■ REQUEST
Give back the full listing verbatim, apart from its images.

------ SOURCE MATERIAL ------

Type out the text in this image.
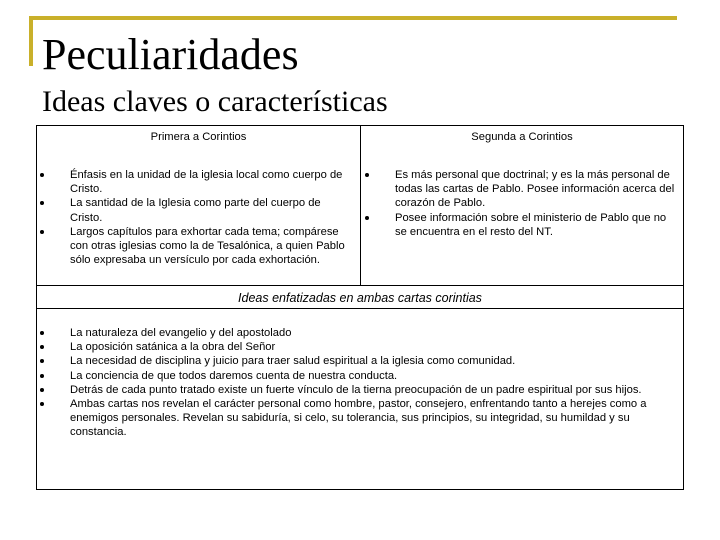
Peculiaridades
Ideas claves o características
Primera a Corintios	Segunda a Corintios
Énfasis en la unidad de la iglesia local como cuerpo de Cristo.
La santidad de la Iglesia como parte del cuerpo de Cristo.
Largos capítulos para exhortar cada tema; compárese con otras iglesias como la de Tesalónica, a quien Pablo sólo expresaba un versículo por cada exhortación.
Es más personal que doctrinal; y es la más personal de todas las cartas de Pablo. Posee información acerca del corazón de Pablo.
Posee información sobre el ministerio de Pablo que no se encuentra en el resto del NT.
Ideas enfatizadas en ambas cartas corintias
La naturaleza del evangelio y del apostolado
La oposición satánica a la obra del Señor
La necesidad de disciplina y juicio para traer salud espiritual a la iglesia como comunidad.
La conciencia de que todos daremos cuenta de nuestra conducta.
Detrás de cada punto tratado existe un fuerte vínculo de la tierna preocupación de un padre espiritual por sus hijos.
Ambas cartas nos revelan el carácter personal como hombre, pastor, consejero, enfrentando tanto a herejes como a enemigos personales. Revelan su sabiduría, si celo, su tolerancia, sus principios, su integridad, su humildad y su constancia.
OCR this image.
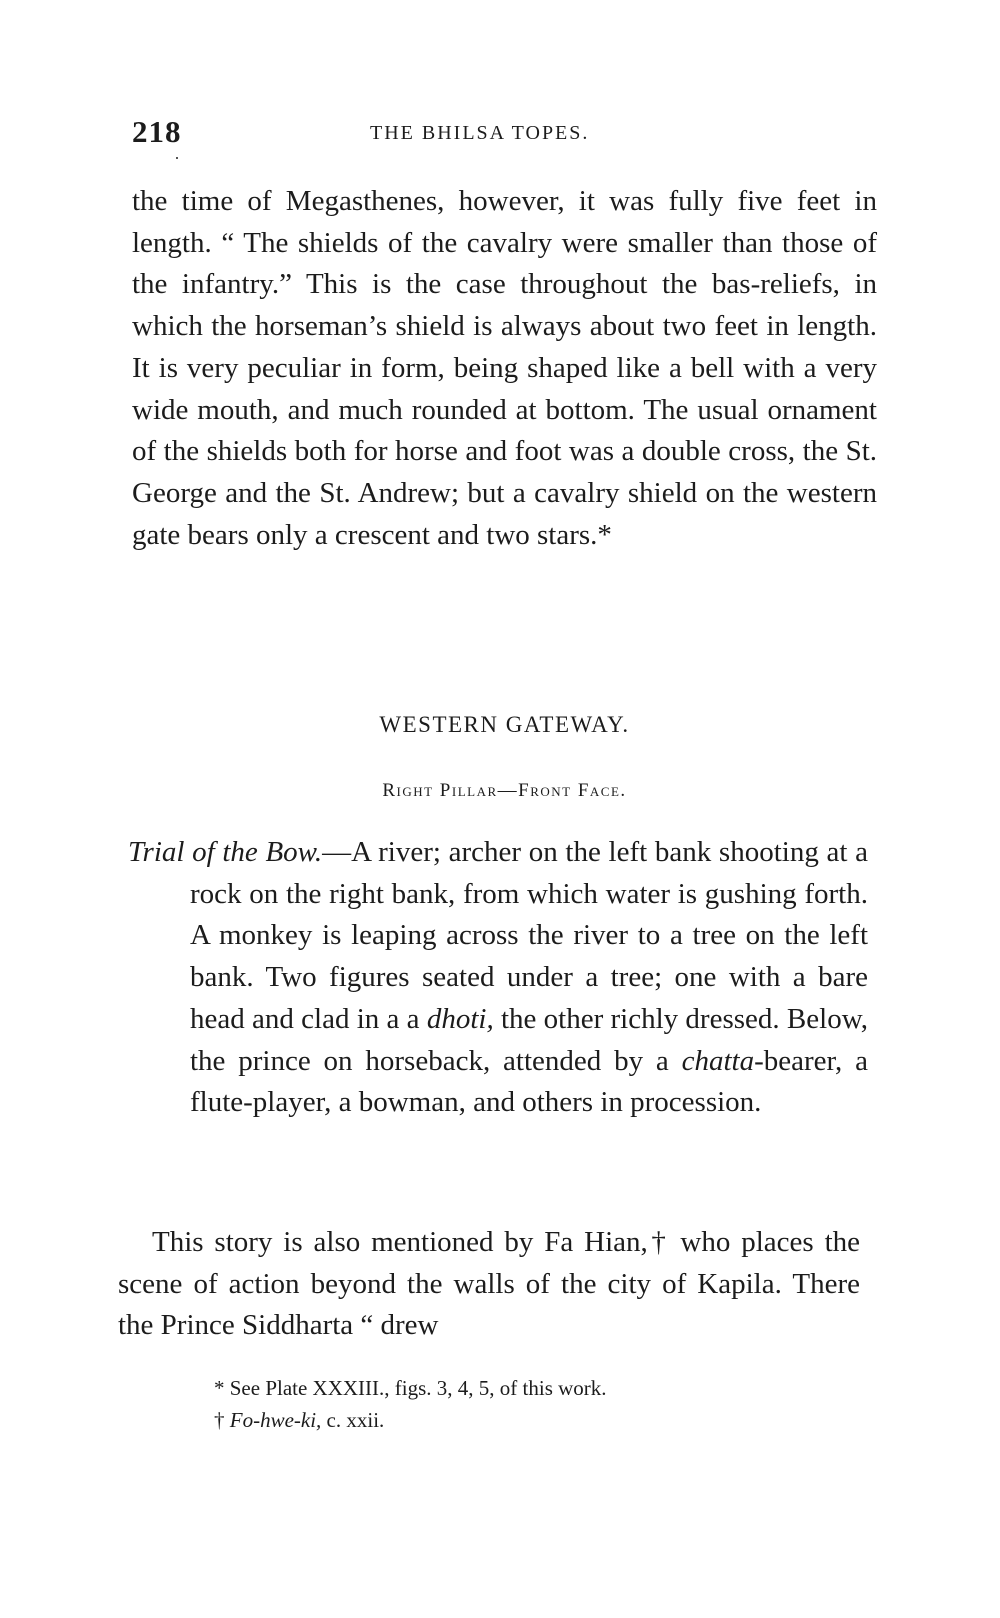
218	THE BHILSA TOPES.

the time of Megasthenes, however, it was fully five feet in length. “ The shields of the cavalry were smaller than those of the infantry.” This is the case throughout the bas-reliefs, in which the horseman’s shield is always about two feet in length. It is very peculiar in form, being shaped like a bell with a very wide mouth, and much rounded at bottom. The usual ornament of the shields both for horse and foot was a double cross, the St. George and the St. Andrew; but a cavalry shield on the western gate bears only a crescent and two stars.*

WESTERN GATEWAY.

Right Pillar—Front Face.

Trial of the Bow.—A river; archer on the left bank shooting at a rock on the right bank, from which water is gushing forth. A monkey is leaping across the river to a tree on the left bank. Two figures seated under a tree; one with a bare head and clad in a a dhoti, the other richly dressed. Below, the prince on horseback, attended by a chatta-bearer, a flute-player, a bowman, and others in procession.

This story is also mentioned by Fa Hian,† who places the scene of action beyond the walls of the city of Kapila. There the Prince Siddharta “ drew

* See Plate XXXIII., figs. 3, 4, 5, of this work.

† Fo-hwe-ki, c. xxii.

------

■ WORKED SOLUTION
Type out the text in this image.
Peculiaridades
Ideas claves o características
Primera a Corintios	Segunda a Corintios
Énfasis en la unidad de la iglesia local como cuerpo de Cristo.
La santidad de la Iglesia como parte del cuerpo de Cristo.
Largos capítulos para exhortar cada tema; compárese con otras iglesias como la de Tesalónica, a quien Pablo sólo expresaba un versículo por cada exhortación.
Es más personal que doctrinal; y es la más personal de todas las cartas de Pablo. Posee información acerca del corazón de Pablo.
Posee información sobre el ministerio de Pablo que no se encuentra en el resto del NT.
Ideas enfatizadas en ambas cartas corintias
La naturaleza del evangelio y del apostolado
La oposición satánica a la obra del Señor
La necesidad de disciplina y juicio para traer salud espiritual a la iglesia como comunidad.
La conciencia de que todos daremos cuenta de nuestra conducta.
Detrás de cada punto tratado existe un fuerte vínculo de la tierna preocupación de un padre espiritual por sus hijos.
Ambas cartas nos revelan el carácter personal como hombre, pastor, consejero, enfrentando tanto a herejes como a enemigos personales. Revelan su sabiduría, si celo, su tolerancia, sus principios, su integridad, su humildad y su constancia.
OCR this image.
218	THE BHILSA TOPES.

the time of Megasthenes, however, it was fully five feet in length. “ The shields of the cavalry were smaller than those of the infantry.” This is the case throughout the bas-reliefs, in which the horseman’s shield is always about two feet in length. It is very peculiar in form, being shaped like a bell with a very wide mouth, and much rounded at bottom. The usual ornament of the shields both for horse and foot was a double cross, the St. George and the St. Andrew; but a cavalry shield on the western gate bears only a crescent and two stars.*

WESTERN GATEWAY.

Right Pillar—Front Face.

Trial of the Bow.—A river; archer on the left bank shooting at a rock on the right bank, from which water is gushing forth. A monkey is leaping across the river to a tree on the left bank. Two figures seated under a tree; one with a bare head and clad in a a dhoti, the other richly dressed. Below, the prince on horseback, attended by a chatta-bearer, a flute-player, a bowman, and others in procession.

This story is also mentioned by Fa Hian,† who places the scene of action beyond the walls of the city of Kapila. There the Prince Siddharta “ drew

* See Plate XXXIII., figs. 3, 4, 5, of this work.

† Fo-hwe-ki, c. xxii.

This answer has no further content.